_Task brief_
Your task is to locate every line holding the string "pessoas" and to copy each of them.

_Stored data_
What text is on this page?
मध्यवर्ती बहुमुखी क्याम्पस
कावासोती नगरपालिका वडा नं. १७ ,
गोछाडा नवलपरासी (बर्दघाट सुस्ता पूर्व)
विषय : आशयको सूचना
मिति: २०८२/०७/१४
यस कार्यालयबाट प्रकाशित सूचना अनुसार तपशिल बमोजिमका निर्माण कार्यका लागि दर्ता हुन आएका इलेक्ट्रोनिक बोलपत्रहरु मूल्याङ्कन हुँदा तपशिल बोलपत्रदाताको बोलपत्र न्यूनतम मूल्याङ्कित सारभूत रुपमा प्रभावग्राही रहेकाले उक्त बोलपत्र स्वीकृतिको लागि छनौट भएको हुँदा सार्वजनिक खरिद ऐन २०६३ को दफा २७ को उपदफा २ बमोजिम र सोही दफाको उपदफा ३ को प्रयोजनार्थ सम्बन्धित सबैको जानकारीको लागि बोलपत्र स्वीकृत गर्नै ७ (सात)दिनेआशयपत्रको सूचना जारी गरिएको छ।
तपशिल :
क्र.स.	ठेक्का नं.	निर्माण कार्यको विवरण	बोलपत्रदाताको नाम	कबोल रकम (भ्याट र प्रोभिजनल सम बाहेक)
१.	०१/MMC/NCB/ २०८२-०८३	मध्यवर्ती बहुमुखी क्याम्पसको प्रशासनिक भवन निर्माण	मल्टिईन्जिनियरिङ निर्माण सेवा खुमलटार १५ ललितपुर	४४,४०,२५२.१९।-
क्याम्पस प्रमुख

---

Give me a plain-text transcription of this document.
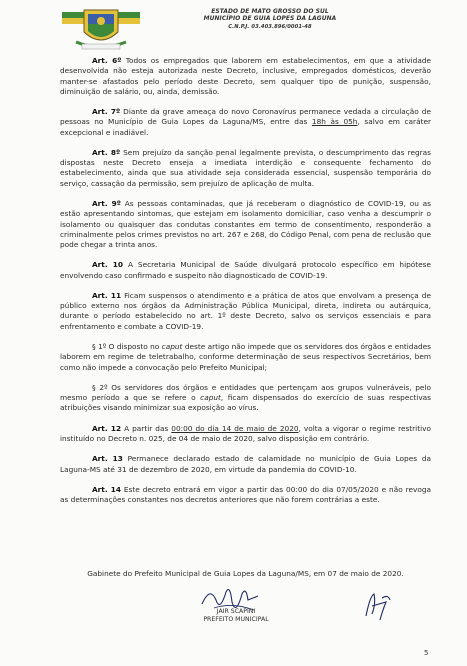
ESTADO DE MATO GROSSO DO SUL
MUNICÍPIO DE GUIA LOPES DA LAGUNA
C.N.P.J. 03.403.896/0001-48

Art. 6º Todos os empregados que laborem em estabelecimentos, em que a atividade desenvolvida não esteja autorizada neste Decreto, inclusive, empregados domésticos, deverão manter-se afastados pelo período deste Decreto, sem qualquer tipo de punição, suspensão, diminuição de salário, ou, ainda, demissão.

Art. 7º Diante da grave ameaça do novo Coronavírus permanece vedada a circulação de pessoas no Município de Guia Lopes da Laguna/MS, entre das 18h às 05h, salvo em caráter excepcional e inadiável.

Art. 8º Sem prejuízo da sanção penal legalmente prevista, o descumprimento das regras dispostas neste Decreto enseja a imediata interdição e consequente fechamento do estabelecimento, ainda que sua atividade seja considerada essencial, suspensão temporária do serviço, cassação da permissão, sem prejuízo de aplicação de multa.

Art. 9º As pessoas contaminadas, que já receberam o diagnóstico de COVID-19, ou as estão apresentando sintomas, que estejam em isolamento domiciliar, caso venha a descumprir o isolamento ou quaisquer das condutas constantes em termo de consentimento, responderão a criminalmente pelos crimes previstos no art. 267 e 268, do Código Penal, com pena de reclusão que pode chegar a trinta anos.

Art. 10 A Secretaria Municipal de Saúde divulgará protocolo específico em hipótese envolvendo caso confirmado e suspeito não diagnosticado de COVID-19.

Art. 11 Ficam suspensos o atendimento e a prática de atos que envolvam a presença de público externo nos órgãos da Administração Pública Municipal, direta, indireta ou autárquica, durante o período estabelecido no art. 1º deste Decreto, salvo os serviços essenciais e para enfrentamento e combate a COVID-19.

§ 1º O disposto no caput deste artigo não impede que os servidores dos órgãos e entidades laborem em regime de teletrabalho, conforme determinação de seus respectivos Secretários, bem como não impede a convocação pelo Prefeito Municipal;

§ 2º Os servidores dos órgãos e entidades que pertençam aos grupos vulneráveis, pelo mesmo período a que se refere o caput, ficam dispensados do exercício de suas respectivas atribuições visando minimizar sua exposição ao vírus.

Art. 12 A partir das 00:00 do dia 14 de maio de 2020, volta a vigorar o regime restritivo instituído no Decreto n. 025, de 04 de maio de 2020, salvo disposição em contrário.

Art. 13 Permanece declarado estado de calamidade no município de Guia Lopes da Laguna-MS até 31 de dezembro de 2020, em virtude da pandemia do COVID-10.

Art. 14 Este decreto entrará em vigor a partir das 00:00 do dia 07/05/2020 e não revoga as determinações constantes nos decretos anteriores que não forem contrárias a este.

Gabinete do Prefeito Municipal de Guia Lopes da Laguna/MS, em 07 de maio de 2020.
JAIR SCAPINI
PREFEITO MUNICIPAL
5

_Result below_
Art. 7º Diante da grave ameaça do novo Coronavírus permanece vedada a circulação de pessoas no Município de Guia Lopes da Laguna/MS, entre das 18h às 05h, salvo em caráter excepcional e inadiável.
Art. 9º As pessoas contaminadas, que já receberam o diagnóstico de COVID-19, ou as estão apresentando sintomas, que estejam em isolamento domiciliar, caso venha a descumprir o isolamento ou quaisquer das condutas constantes em termo de consentimento, responderão a criminalmente pelos crimes previstos no art. 267 e 268, do Código Penal, com pena de reclusão que pode chegar a trinta anos.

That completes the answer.